[start DATA FOR PROCESSING]

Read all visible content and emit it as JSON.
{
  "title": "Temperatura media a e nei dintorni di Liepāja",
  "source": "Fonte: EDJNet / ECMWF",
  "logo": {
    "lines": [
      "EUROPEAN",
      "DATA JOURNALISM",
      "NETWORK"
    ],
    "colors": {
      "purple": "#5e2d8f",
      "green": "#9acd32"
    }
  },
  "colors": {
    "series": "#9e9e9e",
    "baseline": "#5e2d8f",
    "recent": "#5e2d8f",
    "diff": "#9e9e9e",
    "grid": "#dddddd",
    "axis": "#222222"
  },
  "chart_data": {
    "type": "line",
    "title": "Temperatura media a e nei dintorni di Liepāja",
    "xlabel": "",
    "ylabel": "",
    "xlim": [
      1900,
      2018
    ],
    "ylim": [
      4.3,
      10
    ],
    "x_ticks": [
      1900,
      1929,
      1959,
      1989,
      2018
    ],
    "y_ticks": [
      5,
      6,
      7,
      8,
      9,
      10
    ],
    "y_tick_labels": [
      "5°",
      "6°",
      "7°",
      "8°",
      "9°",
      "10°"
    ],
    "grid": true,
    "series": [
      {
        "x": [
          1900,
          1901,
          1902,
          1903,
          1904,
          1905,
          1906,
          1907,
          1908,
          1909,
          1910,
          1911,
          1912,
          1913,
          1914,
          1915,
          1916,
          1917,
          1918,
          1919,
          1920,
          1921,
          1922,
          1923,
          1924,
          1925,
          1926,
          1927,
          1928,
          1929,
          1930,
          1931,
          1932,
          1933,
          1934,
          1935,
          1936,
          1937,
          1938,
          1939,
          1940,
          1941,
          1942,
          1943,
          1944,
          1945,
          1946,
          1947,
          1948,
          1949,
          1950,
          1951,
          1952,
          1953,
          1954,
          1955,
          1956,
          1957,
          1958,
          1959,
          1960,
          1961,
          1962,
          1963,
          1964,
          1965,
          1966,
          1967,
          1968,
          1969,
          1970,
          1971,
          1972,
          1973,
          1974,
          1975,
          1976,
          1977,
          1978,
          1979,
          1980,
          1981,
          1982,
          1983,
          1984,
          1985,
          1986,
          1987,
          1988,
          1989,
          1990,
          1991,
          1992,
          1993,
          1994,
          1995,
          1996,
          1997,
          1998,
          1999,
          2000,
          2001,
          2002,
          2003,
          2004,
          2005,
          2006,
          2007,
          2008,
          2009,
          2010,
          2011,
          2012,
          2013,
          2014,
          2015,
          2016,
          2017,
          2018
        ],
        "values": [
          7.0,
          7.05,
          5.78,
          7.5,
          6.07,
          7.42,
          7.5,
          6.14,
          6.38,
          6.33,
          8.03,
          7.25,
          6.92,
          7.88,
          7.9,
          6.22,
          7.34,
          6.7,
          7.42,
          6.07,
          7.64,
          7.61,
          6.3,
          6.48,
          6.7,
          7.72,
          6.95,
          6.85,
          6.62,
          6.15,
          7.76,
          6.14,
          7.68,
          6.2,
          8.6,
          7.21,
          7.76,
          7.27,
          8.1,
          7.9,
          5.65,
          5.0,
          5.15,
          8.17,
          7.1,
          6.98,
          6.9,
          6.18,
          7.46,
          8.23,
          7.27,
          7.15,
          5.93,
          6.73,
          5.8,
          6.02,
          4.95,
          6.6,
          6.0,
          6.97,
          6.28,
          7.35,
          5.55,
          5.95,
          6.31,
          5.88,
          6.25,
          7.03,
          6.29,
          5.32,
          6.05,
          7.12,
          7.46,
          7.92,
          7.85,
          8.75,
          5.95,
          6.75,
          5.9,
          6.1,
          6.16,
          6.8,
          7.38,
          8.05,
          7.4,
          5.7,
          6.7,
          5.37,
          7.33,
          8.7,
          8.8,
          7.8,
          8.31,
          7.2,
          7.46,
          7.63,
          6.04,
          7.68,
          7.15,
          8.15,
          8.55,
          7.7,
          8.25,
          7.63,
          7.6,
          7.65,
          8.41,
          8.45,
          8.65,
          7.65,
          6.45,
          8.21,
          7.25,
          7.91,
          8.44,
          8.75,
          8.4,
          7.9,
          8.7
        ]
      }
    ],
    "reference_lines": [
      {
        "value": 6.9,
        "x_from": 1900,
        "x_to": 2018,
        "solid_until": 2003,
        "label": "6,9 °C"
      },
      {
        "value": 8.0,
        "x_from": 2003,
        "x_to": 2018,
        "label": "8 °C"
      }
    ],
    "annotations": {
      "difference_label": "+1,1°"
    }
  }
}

[end DATA FOR PROCESSING]

*GOAL OF THE EXERCISE*:
Transcribe each entry precisely, missing none.

*OUTPUT FOR THIS TASK*:
Read all visible content and emit it as JSON.
{
  "title": "Temperatura media a e nei dintorni di Liepāja",
  "source": "Fonte: EDJNet / ECMWF",
  "logo": {
    "lines": [
      "EUROPEAN",
      "DATA JOURNALISM",
      "NETWORK"
    ],
    "colors": {
      "purple": "#5e2d8f",
      "green": "#9acd32"
    }
  },
  "colors": {
    "series": "#9e9e9e",
    "baseline": "#5e2d8f",
    "recent": "#5e2d8f",
    "diff": "#9e9e9e",
    "grid": "#dddddd",
    "axis": "#222222"
  },
  "chart_data": {
    "type": "line",
    "title": "Temperatura media a e nei dintorni di Liepāja",
    "xlabel": "",
    "ylabel": "",
    "xlim": [
      1900,
      2018
    ],
    "ylim": [
      4.3,
      10
    ],
    "x_ticks": [
      1900,
      1929,
      1959,
      1989,
      2018
    ],
    "y_ticks": [
      5,
      6,
      7,
      8,
      9,
      10
    ],
    "y_tick_labels": [
      "5°",
      "6°",
      "7°",
      "8°",
      "9°",
      "10°"
    ],
    "grid": true,
    "series": [
      {
        "x": [
          1900,
          1901,
          1902,
          1903,
          1904,
          1905,
          1906,
          1907,
          1908,
          1909,
          1910,
          1911,
          1912,
          1913,
          1914,
          1915,
          1916,
          1917,
          1918,
          1919,
          1920,
          1921,
          1922,
          1923,
          1924,
          1925,
          1926,
          1927,
          1928,
          1929,
          1930,
          1931,
          1932,
          1933,
          1934,
          1935,
          1936,
          1937,
          1938,
          1939,
          1940,
          1941,
          1942,
          1943,
          1944,
          1945,
          1946,
          1947,
          1948,
          1949,
          1950,
          1951,
          1952,
          1953,
          1954,
          1955,
          1956,
          1957,
          1958,
          1959,
          1960,
          1961,
          1962,
          1963,
          1964,
          1965,
          1966,
          1967,
          1968,
          1969,
          1970,
          1971,
          1972,
          1973,
          1974,
          1975,
          1976,
          1977,
          1978,
          1979,
          1980,
          1981,
          1982,
          1983,
          1984,
          1985,
          1986,
          1987,
          1988,
          1989,
          1990,
          1991,
          1992,
          1993,
          1994,
          1995,
          1996,
          1997,
          1998,
          1999,
          2000,
          2001,
          2002,
          2003,
          2004,
          2005,
          2006,
          2007,
          2008,
          2009,
          2010,
          2011,
          2012,
          2013,
          2014,
          2015,
          2016,
          2017,
          2018
        ],
        "values": [
          7.0,
          7.05,
          5.78,
          7.5,
          6.07,
          7.42,
          7.5,
          6.14,
          6.38,
          6.33,
          8.03,
          7.25,
          6.92,
          7.88,
          7.9,
          6.22,
          7.34,
          6.7,
          7.42,
          6.07,
          7.64,
          7.61,
          6.3,
          6.48,
          6.7,
          7.72,
          6.95,
          6.85,
          6.62,
          6.15,
          7.76,
          6.14,
          7.68,
          6.2,
          8.6,
          7.21,
          7.76,
          7.27,
          8.1,
          7.9,
          5.65,
          5.0,
          5.15,
          8.17,
          7.1,
          6.98,
          6.9,
          6.18,
          7.46,
          8.23,
          7.27,
          7.15,
          5.93,
          6.73,
          5.8,
          6.02,
          4.95,
          6.6,
          6.0,
          6.97,
          6.28,
          7.35,
          5.55,
          5.95,
          6.31,
          5.88,
          6.25,
          7.03,
          6.29,
          5.32,
          6.05,
          7.12,
          7.46,
          7.92,
          7.85,
          8.75,
          5.95,
          6.75,
          5.9,
          6.1,
          6.16,
          6.8,
          7.38,
          8.05,
          7.4,
          5.7,
          6.7,
          5.37,
          7.33,
          8.7,
          8.8,
          7.8,
          8.31,
          7.2,
          7.46,
          7.63,
          6.04,
          7.68,
          7.15,
          8.15,
          8.55,
          7.7,
          8.25,
          7.63,
          7.6,
          7.65,
          8.41,
          8.45,
          8.65,
          7.65,
          6.45,
          8.21,
          7.25,
          7.91,
          8.44,
          8.75,
          8.4,
          7.9,
          8.7
        ]
      }
    ],
    "reference_lines": [
      {
        "value": 6.9,
        "x_from": 1900,
        "x_to": 2018,
        "solid_until": 2003,
        "label": "6,9 °C"
      },
      {
        "value": 8.0,
        "x_from": 2003,
        "x_to": 2018,
        "label": "8 °C"
      }
    ],
    "annotations": {
      "difference_label": "+1,1°"
    }
  }
}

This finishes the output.